Exercise prompt - Please give the data below again in full, exactly as it stands.

Task material -
^^^^^^^^^^^^^^^^
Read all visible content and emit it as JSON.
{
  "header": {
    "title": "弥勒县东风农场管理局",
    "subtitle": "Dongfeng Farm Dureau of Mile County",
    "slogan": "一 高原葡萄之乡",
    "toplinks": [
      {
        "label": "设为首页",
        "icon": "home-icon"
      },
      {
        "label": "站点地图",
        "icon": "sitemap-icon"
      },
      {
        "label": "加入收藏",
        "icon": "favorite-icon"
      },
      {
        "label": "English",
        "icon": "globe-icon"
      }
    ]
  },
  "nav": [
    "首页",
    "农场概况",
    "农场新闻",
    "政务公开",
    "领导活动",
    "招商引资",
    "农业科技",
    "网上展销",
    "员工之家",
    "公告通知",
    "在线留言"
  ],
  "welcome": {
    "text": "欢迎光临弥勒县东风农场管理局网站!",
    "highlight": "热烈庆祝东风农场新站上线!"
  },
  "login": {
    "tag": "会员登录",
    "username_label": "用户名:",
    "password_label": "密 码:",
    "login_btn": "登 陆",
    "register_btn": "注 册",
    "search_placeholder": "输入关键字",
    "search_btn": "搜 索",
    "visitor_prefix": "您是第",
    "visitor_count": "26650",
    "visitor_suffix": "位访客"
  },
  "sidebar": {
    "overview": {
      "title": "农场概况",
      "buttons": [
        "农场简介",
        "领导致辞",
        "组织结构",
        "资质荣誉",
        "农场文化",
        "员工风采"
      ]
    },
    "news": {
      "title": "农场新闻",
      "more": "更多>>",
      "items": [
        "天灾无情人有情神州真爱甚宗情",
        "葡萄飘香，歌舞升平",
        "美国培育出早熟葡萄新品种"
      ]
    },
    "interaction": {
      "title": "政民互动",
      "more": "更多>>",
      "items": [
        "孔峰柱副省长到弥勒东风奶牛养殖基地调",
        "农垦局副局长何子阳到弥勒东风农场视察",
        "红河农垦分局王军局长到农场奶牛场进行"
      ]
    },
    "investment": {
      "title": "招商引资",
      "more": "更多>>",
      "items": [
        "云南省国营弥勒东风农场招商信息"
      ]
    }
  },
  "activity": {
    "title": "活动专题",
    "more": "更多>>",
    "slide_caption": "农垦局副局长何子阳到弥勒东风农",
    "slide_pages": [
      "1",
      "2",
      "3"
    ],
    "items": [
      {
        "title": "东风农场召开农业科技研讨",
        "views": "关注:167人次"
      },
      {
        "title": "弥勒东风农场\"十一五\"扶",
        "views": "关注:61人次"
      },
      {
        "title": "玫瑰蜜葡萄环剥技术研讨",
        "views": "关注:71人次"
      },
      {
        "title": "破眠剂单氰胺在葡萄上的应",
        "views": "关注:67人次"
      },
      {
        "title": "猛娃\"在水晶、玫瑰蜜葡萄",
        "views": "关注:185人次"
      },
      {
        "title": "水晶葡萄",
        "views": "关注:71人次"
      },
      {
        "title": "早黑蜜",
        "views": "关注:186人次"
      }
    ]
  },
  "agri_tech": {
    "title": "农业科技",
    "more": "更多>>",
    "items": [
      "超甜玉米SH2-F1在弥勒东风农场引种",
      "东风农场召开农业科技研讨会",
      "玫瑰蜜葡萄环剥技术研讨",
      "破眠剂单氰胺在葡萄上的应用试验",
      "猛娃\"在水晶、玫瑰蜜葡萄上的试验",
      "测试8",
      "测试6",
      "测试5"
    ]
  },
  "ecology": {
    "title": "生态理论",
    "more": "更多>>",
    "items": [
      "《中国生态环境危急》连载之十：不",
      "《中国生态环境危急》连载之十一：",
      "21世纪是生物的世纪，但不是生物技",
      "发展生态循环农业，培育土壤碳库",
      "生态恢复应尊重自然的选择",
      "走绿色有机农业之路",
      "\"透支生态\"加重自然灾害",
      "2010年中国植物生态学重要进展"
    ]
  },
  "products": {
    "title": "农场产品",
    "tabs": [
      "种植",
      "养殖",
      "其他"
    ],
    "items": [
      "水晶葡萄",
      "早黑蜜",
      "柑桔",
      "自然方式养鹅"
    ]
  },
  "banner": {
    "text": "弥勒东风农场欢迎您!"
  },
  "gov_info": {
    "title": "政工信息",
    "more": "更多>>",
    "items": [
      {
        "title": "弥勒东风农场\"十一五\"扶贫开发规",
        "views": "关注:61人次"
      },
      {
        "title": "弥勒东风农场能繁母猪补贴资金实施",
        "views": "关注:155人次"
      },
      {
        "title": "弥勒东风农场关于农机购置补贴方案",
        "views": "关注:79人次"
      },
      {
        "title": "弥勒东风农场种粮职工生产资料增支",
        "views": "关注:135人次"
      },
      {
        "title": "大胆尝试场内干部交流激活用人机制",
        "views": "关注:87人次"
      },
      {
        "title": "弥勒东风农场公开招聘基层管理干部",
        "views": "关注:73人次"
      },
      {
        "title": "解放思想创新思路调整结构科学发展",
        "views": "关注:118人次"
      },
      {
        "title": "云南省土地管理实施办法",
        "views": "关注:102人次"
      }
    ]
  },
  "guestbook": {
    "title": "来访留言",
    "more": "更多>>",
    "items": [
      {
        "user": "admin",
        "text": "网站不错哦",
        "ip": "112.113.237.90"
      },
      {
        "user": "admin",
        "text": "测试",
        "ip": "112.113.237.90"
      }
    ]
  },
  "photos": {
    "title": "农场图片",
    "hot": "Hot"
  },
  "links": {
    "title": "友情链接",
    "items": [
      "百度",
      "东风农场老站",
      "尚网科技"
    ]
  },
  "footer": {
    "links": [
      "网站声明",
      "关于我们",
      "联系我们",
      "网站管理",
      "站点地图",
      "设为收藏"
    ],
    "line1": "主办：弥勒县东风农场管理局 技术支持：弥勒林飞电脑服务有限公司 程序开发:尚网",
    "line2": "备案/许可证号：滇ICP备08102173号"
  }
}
^^^^^^^^^^^^^^^^
Correct answer -
Read all visible content and emit it as JSON.
{
  "header": {
    "title": "弥勒县东风农场管理局",
    "subtitle": "Dongfeng Farm Dureau of Mile County",
    "slogan": "一 高原葡萄之乡",
    "toplinks": [
      {
        "label": "设为首页",
        "icon": "home-icon"
      },
      {
        "label": "站点地图",
        "icon": "sitemap-icon"
      },
      {
        "label": "加入收藏",
        "icon": "favorite-icon"
      },
      {
        "label": "English",
        "icon": "globe-icon"
      }
    ]
  },
  "nav": [
    "首页",
    "农场概况",
    "农场新闻",
    "政务公开",
    "领导活动",
    "招商引资",
    "农业科技",
    "网上展销",
    "员工之家",
    "公告通知",
    "在线留言"
  ],
  "welcome": {
    "text": "欢迎光临弥勒县东风农场管理局网站!",
    "highlight": "热烈庆祝东风农场新站上线!"
  },
  "login": {
    "tag": "会员登录",
    "username_label": "用户名:",
    "password_label": "密 码:",
    "login_btn": "登 陆",
    "register_btn": "注 册",
    "search_placeholder": "输入关键字",
    "search_btn": "搜 索",
    "visitor_prefix": "您是第",
    "visitor_count": "26650",
    "visitor_suffix": "位访客"
  },
  "sidebar": {
    "overview": {
      "title": "农场概况",
      "buttons": [
        "农场简介",
        "领导致辞",
        "组织结构",
        "资质荣誉",
        "农场文化",
        "员工风采"
      ]
    },
    "news": {
      "title": "农场新闻",
      "more": "更多>>",
      "items": [
        "天灾无情人有情神州真爱甚宗情",
        "葡萄飘香，歌舞升平",
        "美国培育出早熟葡萄新品种"
      ]
    },
    "interaction": {
      "title": "政民互动",
      "more": "更多>>",
      "items": [
        "孔峰柱副省长到弥勒东风奶牛养殖基地调",
        "农垦局副局长何子阳到弥勒东风农场视察",
        "红河农垦分局王军局长到农场奶牛场进行"
      ]
    },
    "investment": {
      "title": "招商引资",
      "more": "更多>>",
      "items": [
        "云南省国营弥勒东风农场招商信息"
      ]
    }
  },
  "activity": {
    "title": "活动专题",
    "more": "更多>>",
    "slide_caption": "农垦局副局长何子阳到弥勒东风农",
    "slide_pages": [
      "1",
      "2",
      "3"
    ],
    "items": [
      {
        "title": "东风农场召开农业科技研讨",
        "views": "关注:167人次"
      },
      {
        "title": "弥勒东风农场\"十一五\"扶",
        "views": "关注:61人次"
      },
      {
        "title": "玫瑰蜜葡萄环剥技术研讨",
        "views": "关注:71人次"
      },
      {
        "title": "破眠剂单氰胺在葡萄上的应",
        "views": "关注:67人次"
      },
      {
        "title": "猛娃\"在水晶、玫瑰蜜葡萄",
        "views": "关注:185人次"
      },
      {
        "title": "水晶葡萄",
        "views": "关注:71人次"
      },
      {
        "title": "早黑蜜",
        "views": "关注:186人次"
      }
    ]
  },
  "agri_tech": {
    "title": "农业科技",
    "more": "更多>>",
    "items": [
      "超甜玉米SH2-F1在弥勒东风农场引种",
      "东风农场召开农业科技研讨会",
      "玫瑰蜜葡萄环剥技术研讨",
      "破眠剂单氰胺在葡萄上的应用试验",
      "猛娃\"在水晶、玫瑰蜜葡萄上的试验",
      "测试8",
      "测试6",
      "测试5"
    ]
  },
  "ecology": {
    "title": "生态理论",
    "more": "更多>>",
    "items": [
      "《中国生态环境危急》连载之十：不",
      "《中国生态环境危急》连载之十一：",
      "21世纪是生物的世纪，但不是生物技",
      "发展生态循环农业，培育土壤碳库",
      "生态恢复应尊重自然的选择",
      "走绿色有机农业之路",
      "\"透支生态\"加重自然灾害",
      "2010年中国植物生态学重要进展"
    ]
  },
  "products": {
    "title": "农场产品",
    "tabs": [
      "种植",
      "养殖",
      "其他"
    ],
    "items": [
      "水晶葡萄",
      "早黑蜜",
      "柑桔",
      "自然方式养鹅"
    ]
  },
  "banner": {
    "text": "弥勒东风农场欢迎您!"
  },
  "gov_info": {
    "title": "政工信息",
    "more": "更多>>",
    "items": [
      {
        "title": "弥勒东风农场\"十一五\"扶贫开发规",
        "views": "关注:61人次"
      },
      {
        "title": "弥勒东风农场能繁母猪补贴资金实施",
        "views": "关注:155人次"
      },
      {
        "title": "弥勒东风农场关于农机购置补贴方案",
        "views": "关注:79人次"
      },
      {
        "title": "弥勒东风农场种粮职工生产资料增支",
        "views": "关注:135人次"
      },
      {
        "title": "大胆尝试场内干部交流激活用人机制",
        "views": "关注:87人次"
      },
      {
        "title": "弥勒东风农场公开招聘基层管理干部",
        "views": "关注:73人次"
      },
      {
        "title": "解放思想创新思路调整结构科学发展",
        "views": "关注:118人次"
      },
      {
        "title": "云南省土地管理实施办法",
        "views": "关注:102人次"
      }
    ]
  },
  "guestbook": {
    "title": "来访留言",
    "more": "更多>>",
    "items": [
      {
        "user": "admin",
        "text": "网站不错哦",
        "ip": "112.113.237.90"
      },
      {
        "user": "admin",
        "text": "测试",
        "ip": "112.113.237.90"
      }
    ]
  },
  "photos": {
    "title": "农场图片",
    "hot": "Hot"
  },
  "links": {
    "title": "友情链接",
    "items": [
      "百度",
      "东风农场老站",
      "尚网科技"
    ]
  },
  "footer": {
    "links": [
      "网站声明",
      "关于我们",
      "联系我们",
      "网站管理",
      "站点地图",
      "设为收藏"
    ],
    "line1": "主办：弥勒县东风农场管理局 技术支持：弥勒林飞电脑服务有限公司 程序开发:尚网",
    "line2": "备案/许可证号：滇ICP备08102173号"
  }
}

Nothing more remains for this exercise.